## DO THIS:
Extract the full set of records that follows, word for word.

## START

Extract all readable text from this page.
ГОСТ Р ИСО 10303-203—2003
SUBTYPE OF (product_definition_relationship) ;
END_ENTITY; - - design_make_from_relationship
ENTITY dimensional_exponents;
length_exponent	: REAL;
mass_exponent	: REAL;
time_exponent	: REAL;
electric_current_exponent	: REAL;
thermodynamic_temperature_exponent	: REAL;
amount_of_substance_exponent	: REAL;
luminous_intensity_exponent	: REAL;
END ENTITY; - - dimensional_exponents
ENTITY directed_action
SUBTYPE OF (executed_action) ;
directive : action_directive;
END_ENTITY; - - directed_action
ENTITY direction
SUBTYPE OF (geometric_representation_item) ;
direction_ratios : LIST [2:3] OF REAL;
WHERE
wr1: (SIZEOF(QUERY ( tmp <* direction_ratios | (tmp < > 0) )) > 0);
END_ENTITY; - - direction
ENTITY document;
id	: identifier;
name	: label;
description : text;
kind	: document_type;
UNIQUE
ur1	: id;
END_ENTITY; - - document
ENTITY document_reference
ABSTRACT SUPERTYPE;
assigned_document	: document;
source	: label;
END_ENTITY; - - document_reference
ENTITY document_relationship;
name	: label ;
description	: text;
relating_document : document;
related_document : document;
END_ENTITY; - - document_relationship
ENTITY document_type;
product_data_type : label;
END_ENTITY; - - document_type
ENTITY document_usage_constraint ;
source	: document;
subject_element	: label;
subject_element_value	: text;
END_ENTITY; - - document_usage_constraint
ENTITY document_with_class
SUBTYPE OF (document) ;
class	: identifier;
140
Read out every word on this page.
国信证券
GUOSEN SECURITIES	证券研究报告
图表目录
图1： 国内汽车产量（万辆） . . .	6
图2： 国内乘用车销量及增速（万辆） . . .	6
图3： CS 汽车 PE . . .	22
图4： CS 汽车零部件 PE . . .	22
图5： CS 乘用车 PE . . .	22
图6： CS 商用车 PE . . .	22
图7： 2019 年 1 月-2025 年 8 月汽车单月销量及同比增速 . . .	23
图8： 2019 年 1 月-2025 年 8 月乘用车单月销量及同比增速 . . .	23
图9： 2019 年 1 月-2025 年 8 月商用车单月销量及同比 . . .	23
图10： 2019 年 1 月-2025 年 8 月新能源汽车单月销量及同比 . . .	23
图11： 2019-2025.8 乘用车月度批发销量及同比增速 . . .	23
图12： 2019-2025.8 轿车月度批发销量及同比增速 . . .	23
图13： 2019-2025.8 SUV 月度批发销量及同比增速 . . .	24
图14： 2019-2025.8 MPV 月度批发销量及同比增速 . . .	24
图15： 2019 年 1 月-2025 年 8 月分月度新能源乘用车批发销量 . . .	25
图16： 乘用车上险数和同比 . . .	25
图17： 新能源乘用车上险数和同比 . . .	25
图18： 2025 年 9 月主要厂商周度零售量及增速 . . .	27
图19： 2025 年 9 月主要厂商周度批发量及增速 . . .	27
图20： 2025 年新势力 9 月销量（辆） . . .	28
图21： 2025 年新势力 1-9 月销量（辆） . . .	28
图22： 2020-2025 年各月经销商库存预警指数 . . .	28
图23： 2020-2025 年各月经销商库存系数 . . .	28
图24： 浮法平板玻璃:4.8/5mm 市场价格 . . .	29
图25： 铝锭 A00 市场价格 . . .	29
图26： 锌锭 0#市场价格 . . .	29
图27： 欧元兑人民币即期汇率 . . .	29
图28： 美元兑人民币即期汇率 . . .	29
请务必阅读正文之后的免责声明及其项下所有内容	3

## END

## RESPONSE TO THE TASK:
Extract all readable text from this page.
ГОСТ Р ИСО 10303-203—2003
SUBTYPE OF (product_definition_relationship) ;
END_ENTITY; - - design_make_from_relationship
ENTITY dimensional_exponents;
length_exponent	: REAL;
mass_exponent	: REAL;
time_exponent	: REAL;
electric_current_exponent	: REAL;
thermodynamic_temperature_exponent	: REAL;
amount_of_substance_exponent	: REAL;
luminous_intensity_exponent	: REAL;
END ENTITY; - - dimensional_exponents
ENTITY directed_action
SUBTYPE OF (executed_action) ;
directive : action_directive;
END_ENTITY; - - directed_action
ENTITY direction
SUBTYPE OF (geometric_representation_item) ;
direction_ratios : LIST [2:3] OF REAL;
WHERE
wr1: (SIZEOF(QUERY ( tmp <* direction_ratios | (tmp < > 0) )) > 0);
END_ENTITY; - - direction
ENTITY document;
id	: identifier;
name	: label;
description : text;
kind	: document_type;
UNIQUE
ur1	: id;
END_ENTITY; - - document
ENTITY document_reference
ABSTRACT SUPERTYPE;
assigned_document	: document;
source	: label;
END_ENTITY; - - document_reference
ENTITY document_relationship;
name	: label ;
description	: text;
relating_document : document;
related_document : document;
END_ENTITY; - - document_relationship
ENTITY document_type;
product_data_type : label;
END_ENTITY; - - document_type
ENTITY document_usage_constraint ;
source	: document;
subject_element	: label;
subject_element_value	: text;
END_ENTITY; - - document_usage_constraint
ENTITY document_with_class
SUBTYPE OF (document) ;
class	: identifier;
140
Read out every word on this page.
国信证券
GUOSEN SECURITIES	证券研究报告
图表目录
图1： 国内汽车产量（万辆） . . .	6
图2： 国内乘用车销量及增速（万辆） . . .	6
图3： CS 汽车 PE . . .	22
图4： CS 汽车零部件 PE . . .	22
图5： CS 乘用车 PE . . .	22
图6： CS 商用车 PE . . .	22
图7： 2019 年 1 月-2025 年 8 月汽车单月销量及同比增速 . . .	23
图8： 2019 年 1 月-2025 年 8 月乘用车单月销量及同比增速 . . .	23
图9： 2019 年 1 月-2025 年 8 月商用车单月销量及同比 . . .	23
图10： 2019 年 1 月-2025 年 8 月新能源汽车单月销量及同比 . . .	23
图11： 2019-2025.8 乘用车月度批发销量及同比增速 . . .	23
图12： 2019-2025.8 轿车月度批发销量及同比增速 . . .	23
图13： 2019-2025.8 SUV 月度批发销量及同比增速 . . .	24
图14： 2019-2025.8 MPV 月度批发销量及同比增速 . . .	24
图15： 2019 年 1 月-2025 年 8 月分月度新能源乘用车批发销量 . . .	25
图16： 乘用车上险数和同比 . . .	25
图17： 新能源乘用车上险数和同比 . . .	25
图18： 2025 年 9 月主要厂商周度零售量及增速 . . .	27
图19： 2025 年 9 月主要厂商周度批发量及增速 . . .	27
图20： 2025 年新势力 9 月销量（辆） . . .	28
图21： 2025 年新势力 1-9 月销量（辆） . . .	28
图22： 2020-2025 年各月经销商库存预警指数 . . .	28
图23： 2020-2025 年各月经销商库存系数 . . .	28
图24： 浮法平板玻璃:4.8/5mm 市场价格 . . .	29
图25： 铝锭 A00 市场价格 . . .	29
图26： 锌锭 0#市场价格 . . .	29
图27： 欧元兑人民币即期汇率 . . .	29
图28： 美元兑人民币即期汇率 . . .	29
请务必阅读正文之后的免责声明及其项下所有内容	3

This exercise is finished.